## begin

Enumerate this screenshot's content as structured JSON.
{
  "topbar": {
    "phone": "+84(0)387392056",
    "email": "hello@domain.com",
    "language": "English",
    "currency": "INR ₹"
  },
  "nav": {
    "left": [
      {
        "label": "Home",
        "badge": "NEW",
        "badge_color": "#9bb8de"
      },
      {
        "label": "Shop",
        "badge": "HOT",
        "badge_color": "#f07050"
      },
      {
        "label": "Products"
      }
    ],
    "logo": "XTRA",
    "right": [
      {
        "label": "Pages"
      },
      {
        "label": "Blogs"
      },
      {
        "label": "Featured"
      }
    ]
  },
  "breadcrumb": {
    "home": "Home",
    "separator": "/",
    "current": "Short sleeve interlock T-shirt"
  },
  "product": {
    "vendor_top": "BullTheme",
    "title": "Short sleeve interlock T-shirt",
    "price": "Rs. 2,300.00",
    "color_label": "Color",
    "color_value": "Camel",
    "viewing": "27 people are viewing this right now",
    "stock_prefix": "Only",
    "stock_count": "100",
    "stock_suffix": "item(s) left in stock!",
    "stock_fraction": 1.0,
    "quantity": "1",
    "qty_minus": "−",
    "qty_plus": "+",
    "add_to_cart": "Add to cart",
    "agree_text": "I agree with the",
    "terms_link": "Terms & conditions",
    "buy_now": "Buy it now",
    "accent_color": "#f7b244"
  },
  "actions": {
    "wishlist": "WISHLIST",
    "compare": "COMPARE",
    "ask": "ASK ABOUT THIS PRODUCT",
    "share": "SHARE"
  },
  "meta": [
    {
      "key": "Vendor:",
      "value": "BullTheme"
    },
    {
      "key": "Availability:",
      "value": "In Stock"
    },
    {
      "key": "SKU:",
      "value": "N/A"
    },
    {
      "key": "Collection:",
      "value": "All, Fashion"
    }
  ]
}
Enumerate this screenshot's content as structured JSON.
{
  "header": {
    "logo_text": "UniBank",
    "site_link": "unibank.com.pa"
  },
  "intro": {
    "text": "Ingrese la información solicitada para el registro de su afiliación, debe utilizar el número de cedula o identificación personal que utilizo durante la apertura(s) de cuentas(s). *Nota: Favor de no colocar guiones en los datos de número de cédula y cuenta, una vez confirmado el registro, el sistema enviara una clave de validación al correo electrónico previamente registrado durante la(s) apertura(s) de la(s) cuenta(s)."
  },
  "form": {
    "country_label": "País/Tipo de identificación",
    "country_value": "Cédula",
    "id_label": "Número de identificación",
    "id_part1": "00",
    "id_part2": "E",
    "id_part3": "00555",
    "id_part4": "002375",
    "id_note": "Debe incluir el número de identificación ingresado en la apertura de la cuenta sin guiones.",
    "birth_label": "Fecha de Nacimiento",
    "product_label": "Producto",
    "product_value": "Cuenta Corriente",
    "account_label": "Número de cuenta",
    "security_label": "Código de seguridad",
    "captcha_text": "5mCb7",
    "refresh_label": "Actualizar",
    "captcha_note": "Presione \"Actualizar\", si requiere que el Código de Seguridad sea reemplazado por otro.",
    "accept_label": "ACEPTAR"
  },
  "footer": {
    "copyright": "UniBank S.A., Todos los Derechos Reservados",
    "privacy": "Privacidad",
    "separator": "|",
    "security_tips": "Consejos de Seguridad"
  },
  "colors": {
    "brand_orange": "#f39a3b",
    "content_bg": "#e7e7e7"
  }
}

## end

[Written instruction] Extract the full listing above without alteration.

[Finished exercise]
Enumerate this screenshot's content as structured JSON.
{
  "topbar": {
    "phone": "+84(0)387392056",
    "email": "hello@domain.com",
    "language": "English",
    "currency": "INR ₹"
  },
  "nav": {
    "left": [
      {
        "label": "Home",
        "badge": "NEW",
        "badge_color": "#9bb8de"
      },
      {
        "label": "Shop",
        "badge": "HOT",
        "badge_color": "#f07050"
      },
      {
        "label": "Products"
      }
    ],
    "logo": "XTRA",
    "right": [
      {
        "label": "Pages"
      },
      {
        "label": "Blogs"
      },
      {
        "label": "Featured"
      }
    ]
  },
  "breadcrumb": {
    "home": "Home",
    "separator": "/",
    "current": "Short sleeve interlock T-shirt"
  },
  "product": {
    "vendor_top": "BullTheme",
    "title": "Short sleeve interlock T-shirt",
    "price": "Rs. 2,300.00",
    "color_label": "Color",
    "color_value": "Camel",
    "viewing": "27 people are viewing this right now",
    "stock_prefix": "Only",
    "stock_count": "100",
    "stock_suffix": "item(s) left in stock!",
    "stock_fraction": 1.0,
    "quantity": "1",
    "qty_minus": "−",
    "qty_plus": "+",
    "add_to_cart": "Add to cart",
    "agree_text": "I agree with the",
    "terms_link": "Terms & conditions",
    "buy_now": "Buy it now",
    "accent_color": "#f7b244"
  },
  "actions": {
    "wishlist": "WISHLIST",
    "compare": "COMPARE",
    "ask": "ASK ABOUT THIS PRODUCT",
    "share": "SHARE"
  },
  "meta": [
    {
      "key": "Vendor:",
      "value": "BullTheme"
    },
    {
      "key": "Availability:",
      "value": "In Stock"
    },
    {
      "key": "SKU:",
      "value": "N/A"
    },
    {
      "key": "Collection:",
      "value": "All, Fashion"
    }
  ]
}
Enumerate this screenshot's content as structured JSON.
{
  "header": {
    "logo_text": "UniBank",
    "site_link": "unibank.com.pa"
  },
  "intro": {
    "text": "Ingrese la información solicitada para el registro de su afiliación, debe utilizar el número de cedula o identificación personal que utilizo durante la apertura(s) de cuentas(s). *Nota: Favor de no colocar guiones en los datos de número de cédula y cuenta, una vez confirmado el registro, el sistema enviara una clave de validación al correo electrónico previamente registrado durante la(s) apertura(s) de la(s) cuenta(s)."
  },
  "form": {
    "country_label": "País/Tipo de identificación",
    "country_value": "Cédula",
    "id_label": "Número de identificación",
    "id_part1": "00",
    "id_part2": "E",
    "id_part3": "00555",
    "id_part4": "002375",
    "id_note": "Debe incluir el número de identificación ingresado en la apertura de la cuenta sin guiones.",
    "birth_label": "Fecha de Nacimiento",
    "product_label": "Producto",
    "product_value": "Cuenta Corriente",
    "account_label": "Número de cuenta",
    "security_label": "Código de seguridad",
    "captcha_text": "5mCb7",
    "refresh_label": "Actualizar",
    "captcha_note": "Presione \"Actualizar\", si requiere que el Código de Seguridad sea reemplazado por otro.",
    "accept_label": "ACEPTAR"
  },
  "footer": {
    "copyright": "UniBank S.A., Todos los Derechos Reservados",
    "privacy": "Privacidad",
    "separator": "|",
    "security_tips": "Consejos de Seguridad"
  },
  "colors": {
    "brand_orange": "#f39a3b",
    "content_bg": "#e7e7e7"
  }
}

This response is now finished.